» **SOURCE PASSAGE**
Plot[] fails to show all results of Solve[]

Question

I'm interested in the intersection points of two functions: $y=r+x$, where $r$ is the constant, and $y=ln(1+x)$. The following code plots the two intersection points for different (negative values) of $r$ correctly and as expected:

Manipulate[
pts = Quiet[Solve[y == r + x && y == Log[1 + x], {x, y}]];
Graphics[Point[{x, y} /. pts], PlotRange -> {{-1, 4}, {-3, 2}}, FrameLabel -> {x, y}, Frame -> True],
{r, -2, 0}]

However, if I try to plot data corresponding only to $x$ coordinate (or $y$) as a function of constant $r$ using a similar code (logic) I get only one intersection point (for $r<0$). The code in question is the following:

xr[r_] := Quiet[Solve[y == r + x && y == Log[1 + x], {x, y}]][[1,1](*Part: flattening and selecting x only*)
Plot[Evaluate[x /. xr[r]], {r, -2, 0}, FrameLabel -> {r, x}, Frame -> True, PlotRange -> All]

Why isn't Plot[] able to access both intersection points (it did it above)? It shows only the negative $x$ values (positive branch is omitted).

» **WHAT IS EXPECTED**
Reproduce the forum question above on plotting Solve results, in full and character for character.

» **Saved entries**
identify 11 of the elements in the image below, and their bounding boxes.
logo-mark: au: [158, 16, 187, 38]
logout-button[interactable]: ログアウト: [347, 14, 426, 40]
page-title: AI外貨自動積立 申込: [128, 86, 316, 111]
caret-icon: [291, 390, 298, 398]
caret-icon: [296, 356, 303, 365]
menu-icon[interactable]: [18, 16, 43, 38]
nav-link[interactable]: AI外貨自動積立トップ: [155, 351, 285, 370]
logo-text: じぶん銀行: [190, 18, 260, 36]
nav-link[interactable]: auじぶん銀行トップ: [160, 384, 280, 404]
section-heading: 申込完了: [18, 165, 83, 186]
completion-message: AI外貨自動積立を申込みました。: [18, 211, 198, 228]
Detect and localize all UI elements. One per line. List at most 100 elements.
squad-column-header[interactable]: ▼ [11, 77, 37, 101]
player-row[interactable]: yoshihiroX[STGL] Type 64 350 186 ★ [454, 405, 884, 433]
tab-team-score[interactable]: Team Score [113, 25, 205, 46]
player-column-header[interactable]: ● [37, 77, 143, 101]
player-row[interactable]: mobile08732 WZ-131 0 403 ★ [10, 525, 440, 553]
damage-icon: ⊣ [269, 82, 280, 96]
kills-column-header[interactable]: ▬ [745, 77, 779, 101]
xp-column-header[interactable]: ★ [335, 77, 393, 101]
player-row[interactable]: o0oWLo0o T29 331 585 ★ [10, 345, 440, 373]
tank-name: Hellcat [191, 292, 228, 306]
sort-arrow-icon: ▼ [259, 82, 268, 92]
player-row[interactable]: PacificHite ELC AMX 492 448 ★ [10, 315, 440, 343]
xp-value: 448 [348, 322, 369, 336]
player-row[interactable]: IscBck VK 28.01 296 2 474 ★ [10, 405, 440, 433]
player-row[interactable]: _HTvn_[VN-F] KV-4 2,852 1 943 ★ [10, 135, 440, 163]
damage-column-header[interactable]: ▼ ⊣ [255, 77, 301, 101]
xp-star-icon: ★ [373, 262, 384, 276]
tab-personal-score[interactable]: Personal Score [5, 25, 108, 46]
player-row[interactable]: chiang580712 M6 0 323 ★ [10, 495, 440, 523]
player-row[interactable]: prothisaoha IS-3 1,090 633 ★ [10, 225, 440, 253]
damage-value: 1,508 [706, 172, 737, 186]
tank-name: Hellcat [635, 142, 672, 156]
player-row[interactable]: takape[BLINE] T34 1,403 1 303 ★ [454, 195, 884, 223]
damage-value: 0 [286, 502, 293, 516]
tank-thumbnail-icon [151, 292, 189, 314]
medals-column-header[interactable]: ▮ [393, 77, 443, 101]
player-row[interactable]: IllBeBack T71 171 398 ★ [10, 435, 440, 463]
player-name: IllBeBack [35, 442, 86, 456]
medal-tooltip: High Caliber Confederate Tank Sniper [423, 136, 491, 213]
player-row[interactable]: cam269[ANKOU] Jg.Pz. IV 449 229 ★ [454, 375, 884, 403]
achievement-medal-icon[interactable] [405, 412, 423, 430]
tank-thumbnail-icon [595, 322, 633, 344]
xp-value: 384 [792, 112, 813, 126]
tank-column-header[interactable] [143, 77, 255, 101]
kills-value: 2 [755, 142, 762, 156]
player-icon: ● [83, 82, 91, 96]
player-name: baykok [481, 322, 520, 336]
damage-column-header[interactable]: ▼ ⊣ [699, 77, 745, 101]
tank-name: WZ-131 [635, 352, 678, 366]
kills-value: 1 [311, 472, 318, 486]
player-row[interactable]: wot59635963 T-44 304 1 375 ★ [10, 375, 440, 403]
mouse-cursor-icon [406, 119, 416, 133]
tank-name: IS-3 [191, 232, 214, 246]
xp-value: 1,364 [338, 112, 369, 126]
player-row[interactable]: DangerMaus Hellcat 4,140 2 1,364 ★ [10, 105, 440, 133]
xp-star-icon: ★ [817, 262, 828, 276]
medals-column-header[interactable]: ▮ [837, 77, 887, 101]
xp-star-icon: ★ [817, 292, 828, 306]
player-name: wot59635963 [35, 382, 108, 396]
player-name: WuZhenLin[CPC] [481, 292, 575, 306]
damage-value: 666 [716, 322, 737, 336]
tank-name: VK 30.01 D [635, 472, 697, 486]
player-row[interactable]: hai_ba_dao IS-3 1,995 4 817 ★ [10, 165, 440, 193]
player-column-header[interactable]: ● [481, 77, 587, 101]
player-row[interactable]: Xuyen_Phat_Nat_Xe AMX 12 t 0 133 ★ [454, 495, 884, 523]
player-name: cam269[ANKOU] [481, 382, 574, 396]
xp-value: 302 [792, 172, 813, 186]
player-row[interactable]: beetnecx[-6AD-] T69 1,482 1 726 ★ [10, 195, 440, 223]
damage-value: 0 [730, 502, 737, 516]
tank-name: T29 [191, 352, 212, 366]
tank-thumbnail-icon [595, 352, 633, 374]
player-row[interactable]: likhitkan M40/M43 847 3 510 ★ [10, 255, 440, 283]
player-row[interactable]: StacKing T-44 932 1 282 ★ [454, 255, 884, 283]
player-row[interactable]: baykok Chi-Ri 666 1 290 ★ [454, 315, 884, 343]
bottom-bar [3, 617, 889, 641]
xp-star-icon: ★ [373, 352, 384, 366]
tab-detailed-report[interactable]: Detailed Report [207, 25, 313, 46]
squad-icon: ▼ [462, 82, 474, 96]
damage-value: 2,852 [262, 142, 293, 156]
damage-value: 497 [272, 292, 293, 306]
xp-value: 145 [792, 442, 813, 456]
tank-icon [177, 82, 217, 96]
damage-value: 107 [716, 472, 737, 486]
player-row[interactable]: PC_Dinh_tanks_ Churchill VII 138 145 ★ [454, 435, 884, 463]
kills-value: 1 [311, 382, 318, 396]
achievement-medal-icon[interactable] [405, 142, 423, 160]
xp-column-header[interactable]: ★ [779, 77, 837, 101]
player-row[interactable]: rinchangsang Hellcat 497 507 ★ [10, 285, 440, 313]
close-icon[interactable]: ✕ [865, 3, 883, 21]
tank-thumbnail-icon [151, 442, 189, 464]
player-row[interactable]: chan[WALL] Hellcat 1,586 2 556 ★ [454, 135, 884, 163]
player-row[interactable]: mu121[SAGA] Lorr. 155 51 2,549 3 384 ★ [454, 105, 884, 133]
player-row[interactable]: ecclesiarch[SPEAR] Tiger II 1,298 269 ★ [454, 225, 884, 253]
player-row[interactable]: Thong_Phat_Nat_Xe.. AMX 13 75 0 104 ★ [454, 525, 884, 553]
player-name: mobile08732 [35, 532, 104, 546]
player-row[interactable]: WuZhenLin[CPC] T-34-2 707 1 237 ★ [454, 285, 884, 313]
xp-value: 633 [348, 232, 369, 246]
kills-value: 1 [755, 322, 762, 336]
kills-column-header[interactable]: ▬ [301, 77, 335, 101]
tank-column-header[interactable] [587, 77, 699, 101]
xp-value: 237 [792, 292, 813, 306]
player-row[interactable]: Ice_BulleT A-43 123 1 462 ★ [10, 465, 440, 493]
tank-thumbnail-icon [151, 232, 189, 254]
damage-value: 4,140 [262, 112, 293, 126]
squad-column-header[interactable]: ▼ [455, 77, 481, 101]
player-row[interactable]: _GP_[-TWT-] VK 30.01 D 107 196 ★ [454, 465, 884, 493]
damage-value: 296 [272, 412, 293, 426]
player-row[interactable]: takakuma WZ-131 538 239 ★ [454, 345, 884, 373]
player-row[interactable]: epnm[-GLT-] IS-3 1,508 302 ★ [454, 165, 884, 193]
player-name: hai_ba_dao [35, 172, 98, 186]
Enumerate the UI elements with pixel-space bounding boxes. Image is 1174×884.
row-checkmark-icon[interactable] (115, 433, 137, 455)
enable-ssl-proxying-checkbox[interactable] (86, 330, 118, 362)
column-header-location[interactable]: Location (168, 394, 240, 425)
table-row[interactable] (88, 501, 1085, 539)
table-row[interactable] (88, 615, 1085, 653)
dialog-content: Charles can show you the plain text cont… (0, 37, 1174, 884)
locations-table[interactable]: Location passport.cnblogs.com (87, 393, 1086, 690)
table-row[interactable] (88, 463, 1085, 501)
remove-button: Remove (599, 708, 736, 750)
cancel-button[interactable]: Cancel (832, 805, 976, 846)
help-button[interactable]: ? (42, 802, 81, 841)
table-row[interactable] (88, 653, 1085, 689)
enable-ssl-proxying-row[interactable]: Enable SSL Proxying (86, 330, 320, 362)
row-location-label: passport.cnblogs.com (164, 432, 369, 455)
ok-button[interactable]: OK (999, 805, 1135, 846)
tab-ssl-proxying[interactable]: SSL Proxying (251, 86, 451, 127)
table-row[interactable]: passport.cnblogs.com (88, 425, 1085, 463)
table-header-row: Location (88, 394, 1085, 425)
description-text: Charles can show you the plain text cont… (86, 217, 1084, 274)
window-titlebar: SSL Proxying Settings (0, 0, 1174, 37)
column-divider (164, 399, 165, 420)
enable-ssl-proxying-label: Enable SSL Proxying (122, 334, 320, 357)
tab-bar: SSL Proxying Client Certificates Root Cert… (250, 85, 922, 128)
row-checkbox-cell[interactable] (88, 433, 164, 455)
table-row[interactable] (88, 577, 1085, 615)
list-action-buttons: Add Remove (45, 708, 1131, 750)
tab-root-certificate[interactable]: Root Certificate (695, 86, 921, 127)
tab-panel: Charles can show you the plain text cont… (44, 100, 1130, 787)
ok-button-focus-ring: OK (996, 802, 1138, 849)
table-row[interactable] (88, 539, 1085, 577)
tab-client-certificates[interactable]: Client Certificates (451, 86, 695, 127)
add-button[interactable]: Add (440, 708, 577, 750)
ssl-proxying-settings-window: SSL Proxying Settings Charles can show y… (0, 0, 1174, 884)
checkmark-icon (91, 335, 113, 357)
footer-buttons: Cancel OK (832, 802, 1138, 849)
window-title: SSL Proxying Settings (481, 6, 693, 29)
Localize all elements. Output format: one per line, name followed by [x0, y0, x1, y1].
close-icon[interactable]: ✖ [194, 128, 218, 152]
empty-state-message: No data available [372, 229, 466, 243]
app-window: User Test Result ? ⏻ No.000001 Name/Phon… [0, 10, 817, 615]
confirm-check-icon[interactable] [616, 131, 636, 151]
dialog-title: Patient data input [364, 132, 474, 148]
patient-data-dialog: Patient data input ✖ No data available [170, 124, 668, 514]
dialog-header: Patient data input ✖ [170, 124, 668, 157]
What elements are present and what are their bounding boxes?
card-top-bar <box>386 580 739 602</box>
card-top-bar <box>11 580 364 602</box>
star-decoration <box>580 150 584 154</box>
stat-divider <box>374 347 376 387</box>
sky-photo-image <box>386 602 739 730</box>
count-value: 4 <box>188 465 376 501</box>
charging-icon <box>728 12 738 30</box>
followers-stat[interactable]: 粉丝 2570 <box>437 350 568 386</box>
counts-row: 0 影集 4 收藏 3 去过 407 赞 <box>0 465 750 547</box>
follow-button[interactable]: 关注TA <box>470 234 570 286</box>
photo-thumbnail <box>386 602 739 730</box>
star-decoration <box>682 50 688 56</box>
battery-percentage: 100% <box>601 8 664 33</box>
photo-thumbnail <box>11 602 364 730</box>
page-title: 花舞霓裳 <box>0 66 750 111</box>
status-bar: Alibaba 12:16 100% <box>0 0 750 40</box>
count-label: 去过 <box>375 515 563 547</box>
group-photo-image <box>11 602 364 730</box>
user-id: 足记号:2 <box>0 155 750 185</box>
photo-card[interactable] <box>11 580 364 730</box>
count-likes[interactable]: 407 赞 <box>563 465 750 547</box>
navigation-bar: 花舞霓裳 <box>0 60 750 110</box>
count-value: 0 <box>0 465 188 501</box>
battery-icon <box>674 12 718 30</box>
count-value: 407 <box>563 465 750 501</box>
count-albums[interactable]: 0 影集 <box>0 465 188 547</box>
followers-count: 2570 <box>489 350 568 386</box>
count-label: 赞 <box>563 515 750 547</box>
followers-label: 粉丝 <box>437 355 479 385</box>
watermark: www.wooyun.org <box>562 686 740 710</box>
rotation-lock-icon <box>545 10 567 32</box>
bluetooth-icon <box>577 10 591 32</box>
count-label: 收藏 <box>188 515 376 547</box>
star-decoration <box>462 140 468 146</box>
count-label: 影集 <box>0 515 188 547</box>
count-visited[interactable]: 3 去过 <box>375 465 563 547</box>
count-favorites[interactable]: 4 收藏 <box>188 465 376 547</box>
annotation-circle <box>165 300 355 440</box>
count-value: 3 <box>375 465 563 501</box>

» **OUTPUT BELOW**
Plot[] fails to show all results of Solve[]

Question

I'm interested in the intersection points of two functions: $y=r+x$, where $r$ is the constant, and $y=ln(1+x)$. The following code plots the two intersection points for different (negative values) of $r$ correctly and as expected:

Manipulate[
pts = Quiet[Solve[y == r + x && y == Log[1 + x], {x, y}]];
Graphics[Point[{x, y} /. pts], PlotRange -> {{-1, 4}, {-3, 2}}, FrameLabel -> {x, y}, Frame -> True],
{r, -2, 0}]

However, if I try to plot data corresponding only to $x$ coordinate (or $y$) as a function of constant $r$ using a similar code (logic) I get only one intersection point (for $r<0$). The code in question is the following:

xr[r_] := Quiet[Solve[y == r + x && y == Log[1 + x], {x, y}]][[1,1](*Part: flattening and selecting x only*)
Plot[Evaluate[x /. xr[r]], {r, -2, 0}, FrameLabel -> {r, x}, Frame -> True, PlotRange -> All]

Why isn't Plot[] able to access both intersection points (it did it above)? It shows only the negative $x$ values (positive branch is omitted).